GOAL: Only the pictures are left out: repeat the rest of the entries exactly.

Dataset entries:
· · ·

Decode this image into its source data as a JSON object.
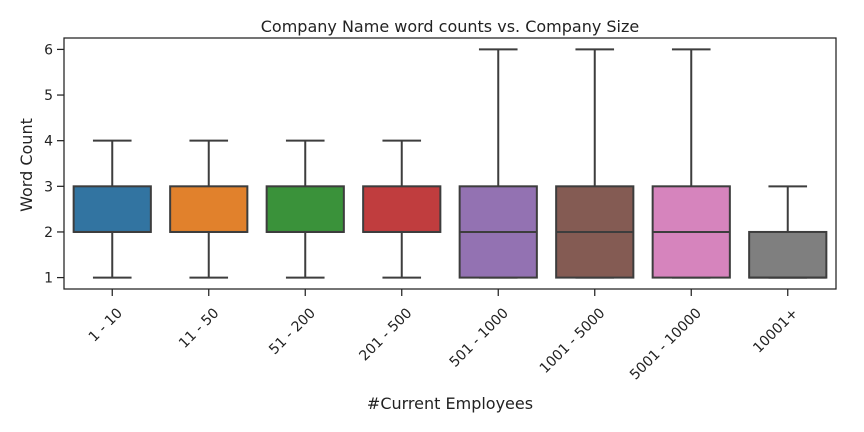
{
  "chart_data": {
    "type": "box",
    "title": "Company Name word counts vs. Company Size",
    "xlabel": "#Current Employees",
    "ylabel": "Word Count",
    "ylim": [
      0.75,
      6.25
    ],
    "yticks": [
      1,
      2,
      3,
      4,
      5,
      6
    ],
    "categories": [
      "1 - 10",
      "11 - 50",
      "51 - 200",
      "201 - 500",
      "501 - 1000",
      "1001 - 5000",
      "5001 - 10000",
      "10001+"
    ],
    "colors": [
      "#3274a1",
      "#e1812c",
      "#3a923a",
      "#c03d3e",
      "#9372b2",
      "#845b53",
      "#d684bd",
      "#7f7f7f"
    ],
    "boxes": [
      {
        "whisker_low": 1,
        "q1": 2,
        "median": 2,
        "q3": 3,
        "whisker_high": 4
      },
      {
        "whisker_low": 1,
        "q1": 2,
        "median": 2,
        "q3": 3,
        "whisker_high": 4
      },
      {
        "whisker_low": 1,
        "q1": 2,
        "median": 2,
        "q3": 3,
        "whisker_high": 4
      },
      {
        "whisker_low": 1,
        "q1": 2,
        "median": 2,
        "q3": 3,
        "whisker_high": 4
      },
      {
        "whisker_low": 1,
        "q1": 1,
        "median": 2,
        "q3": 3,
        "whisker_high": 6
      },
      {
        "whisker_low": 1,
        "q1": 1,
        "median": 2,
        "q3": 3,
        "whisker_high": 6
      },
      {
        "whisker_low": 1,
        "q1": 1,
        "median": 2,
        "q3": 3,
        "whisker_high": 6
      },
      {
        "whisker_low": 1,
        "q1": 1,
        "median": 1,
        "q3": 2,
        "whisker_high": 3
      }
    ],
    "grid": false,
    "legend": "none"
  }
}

· · ·

SOLVED PROBLEM:
Decode this image into its source data as a JSON object.
{
  "chart_data": {
    "type": "box",
    "title": "Company Name word counts vs. Company Size",
    "xlabel": "#Current Employees",
    "ylabel": "Word Count",
    "ylim": [
      0.75,
      6.25
    ],
    "yticks": [
      1,
      2,
      3,
      4,
      5,
      6
    ],
    "categories": [
      "1 - 10",
      "11 - 50",
      "51 - 200",
      "201 - 500",
      "501 - 1000",
      "1001 - 5000",
      "5001 - 10000",
      "10001+"
    ],
    "colors": [
      "#3274a1",
      "#e1812c",
      "#3a923a",
      "#c03d3e",
      "#9372b2",
      "#845b53",
      "#d684bd",
      "#7f7f7f"
    ],
    "boxes": [
      {
        "whisker_low": 1,
        "q1": 2,
        "median": 2,
        "q3": 3,
        "whisker_high": 4
      },
      {
        "whisker_low": 1,
        "q1": 2,
        "median": 2,
        "q3": 3,
        "whisker_high": 4
      },
      {
        "whisker_low": 1,
        "q1": 2,
        "median": 2,
        "q3": 3,
        "whisker_high": 4
      },
      {
        "whisker_low": 1,
        "q1": 2,
        "median": 2,
        "q3": 3,
        "whisker_high": 4
      },
      {
        "whisker_low": 1,
        "q1": 1,
        "median": 2,
        "q3": 3,
        "whisker_high": 6
      },
      {
        "whisker_low": 1,
        "q1": 1,
        "median": 2,
        "q3": 3,
        "whisker_high": 6
      },
      {
        "whisker_low": 1,
        "q1": 1,
        "median": 2,
        "q3": 3,
        "whisker_high": 6
      },
      {
        "whisker_low": 1,
        "q1": 1,
        "median": 1,
        "q3": 2,
        "whisker_high": 3
      }
    ],
    "grid": false,
    "legend": "none"
  }
}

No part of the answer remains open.